*WHAT IS NEEDED*.
Write out each line exactly as given. Leave the pictures out of your copy.

Stored entries:
__________
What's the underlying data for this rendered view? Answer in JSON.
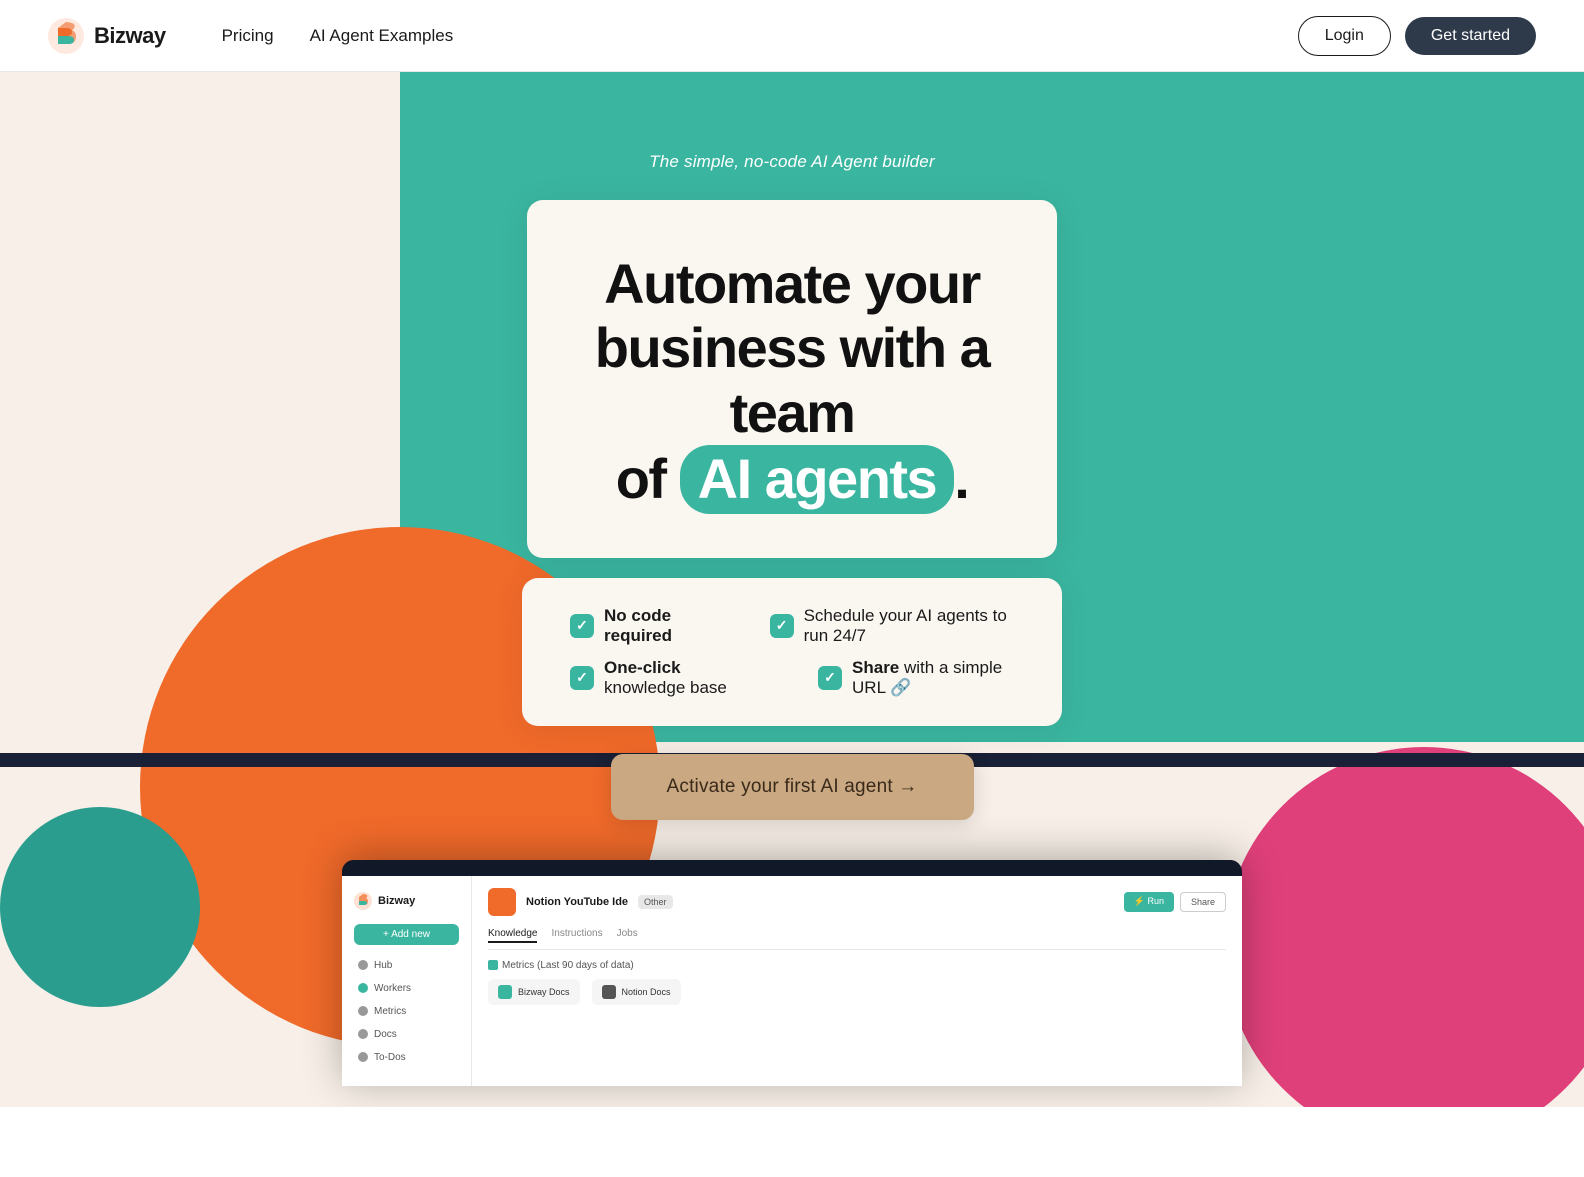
{
  "nav": {
    "logo_text": "Bizway",
    "links": [
      {
        "label": "Pricing",
        "id": "pricing"
      },
      {
        "label": "AI Agent Examples",
        "id": "ai-agent-examples"
      }
    ],
    "login_label": "Login",
    "get_started_label": "Get started"
  },
  "hero": {
    "subtitle": "The simple, no-code AI Agent builder",
    "headline_line1": "Automate your",
    "headline_line2": "business with a team",
    "headline_line3_prefix": "of",
    "headline_highlight": "AI agents",
    "headline_suffix": ".",
    "features": [
      {
        "label": "No code required",
        "bold": "No code required"
      },
      {
        "label": "Schedule your AI agents to run 24/7",
        "bold": "Schedule"
      },
      {
        "label": "One-click knowledge base",
        "bold": "One-click"
      },
      {
        "label": "Share with a simple URL 🔗",
        "bold": "Share"
      }
    ],
    "cta_label": "Activate your first AI agent →"
  },
  "mockup": {
    "logo": "Bizway",
    "add_new": "+ Add new",
    "nav_items": [
      "Hub",
      "Workers",
      "Metrics",
      "Docs",
      "To-Dos"
    ],
    "agent_name": "Notion YouTube Ide",
    "tag": "Other",
    "run_label": "Run",
    "share_label": "Share",
    "tabs": [
      "Knowledge",
      "Instructions",
      "Jobs"
    ],
    "active_tab": "Knowledge",
    "section_label": "Metrics  (Last 90 days of data)",
    "docs": [
      {
        "name": "Bizway Docs",
        "color": "#3ab5a0"
      },
      {
        "name": "Notion Docs",
        "color": "#555"
      }
    ]
  },
  "colors": {
    "teal": "#3ab5a0",
    "orange": "#f06a2a",
    "pink": "#e0407a",
    "dark": "#2e3a4a",
    "cream": "#faf6f0",
    "cta_bg": "#c9a882"
  }
}
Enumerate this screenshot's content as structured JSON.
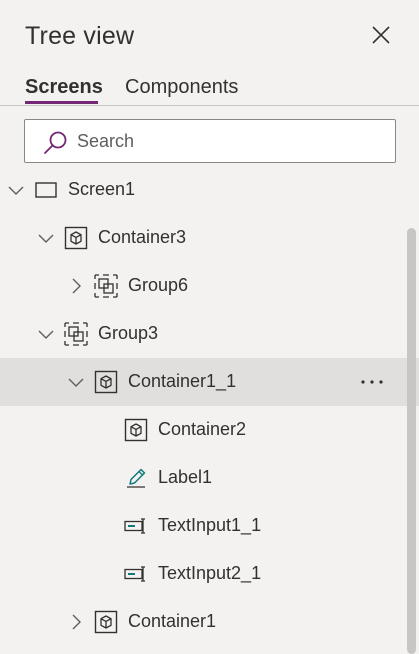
{
  "header": {
    "title": "Tree view",
    "close_icon": "close-icon"
  },
  "tabs": [
    {
      "label": "Screens",
      "active": true
    },
    {
      "label": "Components",
      "active": false
    }
  ],
  "search": {
    "placeholder": "Search",
    "value": ""
  },
  "accent_color": "#742774",
  "tree": {
    "nodes": [
      {
        "label": "Screen1",
        "icon": "screen-icon",
        "expander": "expanded",
        "depth": 0,
        "selected": false
      },
      {
        "label": "Container3",
        "icon": "container-icon",
        "expander": "expanded",
        "depth": 1,
        "selected": false
      },
      {
        "label": "Group6",
        "icon": "group-icon",
        "expander": "collapsed",
        "depth": 2,
        "selected": false
      },
      {
        "label": "Group3",
        "icon": "group-icon",
        "expander": "expanded",
        "depth": 1,
        "selected": false
      },
      {
        "label": "Container1_1",
        "icon": "container-icon",
        "expander": "expanded",
        "depth": 2,
        "selected": true
      },
      {
        "label": "Container2",
        "icon": "container-icon",
        "expander": "none",
        "depth": 3,
        "selected": false
      },
      {
        "label": "Label1",
        "icon": "label-icon",
        "expander": "none",
        "depth": 3,
        "selected": false
      },
      {
        "label": "TextInput1_1",
        "icon": "text-input-icon",
        "expander": "none",
        "depth": 3,
        "selected": false
      },
      {
        "label": "TextInput2_1",
        "icon": "text-input-icon",
        "expander": "none",
        "depth": 3,
        "selected": false
      },
      {
        "label": "Container1",
        "icon": "container-icon",
        "expander": "collapsed",
        "depth": 2,
        "selected": false
      }
    ],
    "selected_more_icon": "more-icon"
  }
}
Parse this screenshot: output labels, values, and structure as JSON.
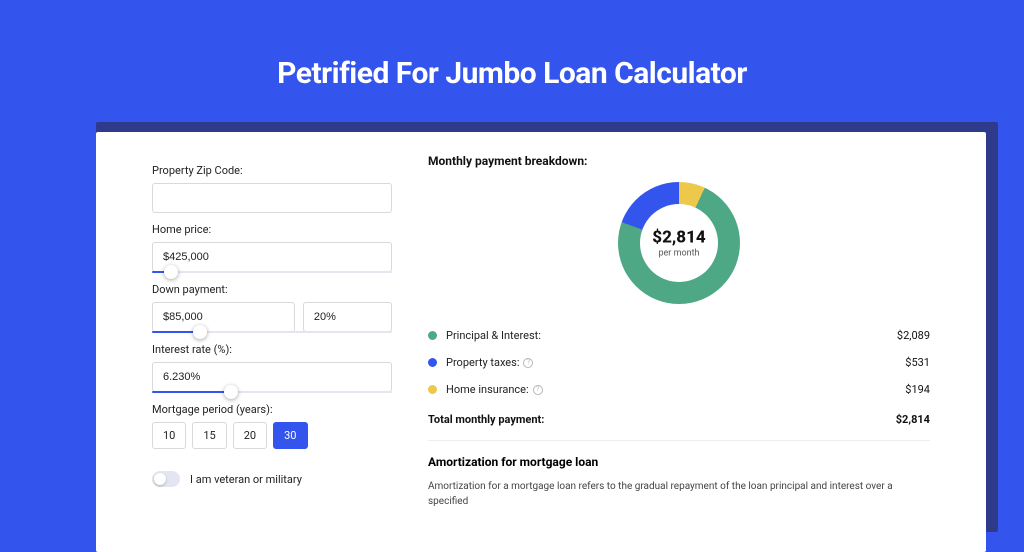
__________
*THE RESULT*.
What's the underlying data for this rendered view? Answer in JSON.
{
  "nav": {
    "logo_text": "Bizway",
    "links": [
      {
        "label": "Pricing",
        "id": "pricing"
      },
      {
        "label": "AI Agent Examples",
        "id": "ai-agent-examples"
      }
    ],
    "login_label": "Login",
    "get_started_label": "Get started"
  },
  "hero": {
    "subtitle": "The simple, no-code AI Agent builder",
    "headline_line1": "Automate your",
    "headline_line2": "business with a team",
    "headline_line3_prefix": "of",
    "headline_highlight": "AI agents",
    "headline_suffix": ".",
    "features": [
      {
        "label": "No code required",
        "bold": "No code required"
      },
      {
        "label": "Schedule your AI agents to run 24/7",
        "bold": "Schedule"
      },
      {
        "label": "One-click knowledge base",
        "bold": "One-click"
      },
      {
        "label": "Share with a simple URL 🔗",
        "bold": "Share"
      }
    ],
    "cta_label": "Activate your first AI agent →"
  },
  "mockup": {
    "logo": "Bizway",
    "add_new": "+ Add new",
    "nav_items": [
      "Hub",
      "Workers",
      "Metrics",
      "Docs",
      "To-Dos"
    ],
    "agent_name": "Notion YouTube Ide",
    "tag": "Other",
    "run_label": "Run",
    "share_label": "Share",
    "tabs": [
      "Knowledge",
      "Instructions",
      "Jobs"
    ],
    "active_tab": "Knowledge",
    "section_label": "Metrics  (Last 90 days of data)",
    "docs": [
      {
        "name": "Bizway Docs",
        "color": "#3ab5a0"
      },
      {
        "name": "Notion Docs",
        "color": "#555"
      }
    ]
  },
  "colors": {
    "teal": "#3ab5a0",
    "orange": "#f06a2a",
    "pink": "#e0407a",
    "dark": "#2e3a4a",
    "cream": "#faf6f0",
    "cta_bg": "#c9a882"
  }
}
Enumerate this screenshot's content as structured JSON.
{
  "header": {
    "title": "Tree view",
    "close_icon": "close-icon"
  },
  "tabs": [
    {
      "label": "Screens",
      "active": true
    },
    {
      "label": "Components",
      "active": false
    }
  ],
  "search": {
    "placeholder": "Search",
    "value": ""
  },
  "accent_color": "#742774",
  "tree": {
    "nodes": [
      {
        "label": "Screen1",
        "icon": "screen-icon",
        "expander": "expanded",
        "depth": 0,
        "selected": false
      },
      {
        "label": "Container3",
        "icon": "container-icon",
        "expander": "expanded",
        "depth": 1,
        "selected": false
      },
      {
        "label": "Group6",
        "icon": "group-icon",
        "expander": "collapsed",
        "depth": 2,
        "selected": false
      },
      {
        "label": "Group3",
        "icon": "group-icon",
        "expander": "expanded",
        "depth": 1,
        "selected": false
      },
      {
        "label": "Container1_1",
        "icon": "container-icon",
        "expander": "expanded",
        "depth": 2,
        "selected": true
      },
      {
        "label": "Container2",
        "icon": "container-icon",
        "expander": "none",
        "depth": 3,
        "selected": false
      },
      {
        "label": "Label1",
        "icon": "label-icon",
        "expander": "none",
        "depth": 3,
        "selected": false
      },
      {
        "label": "TextInput1_1",
        "icon": "text-input-icon",
        "expander": "none",
        "depth": 3,
        "selected": false
      },
      {
        "label": "TextInput2_1",
        "icon": "text-input-icon",
        "expander": "none",
        "depth": 3,
        "selected": false
      },
      {
        "label": "Container1",
        "icon": "container-icon",
        "expander": "collapsed",
        "depth": 2,
        "selected": false
      }
    ],
    "selected_more_icon": "more-icon"
  }
}
Parse this screenshot: output labels, values, and structure as JSON.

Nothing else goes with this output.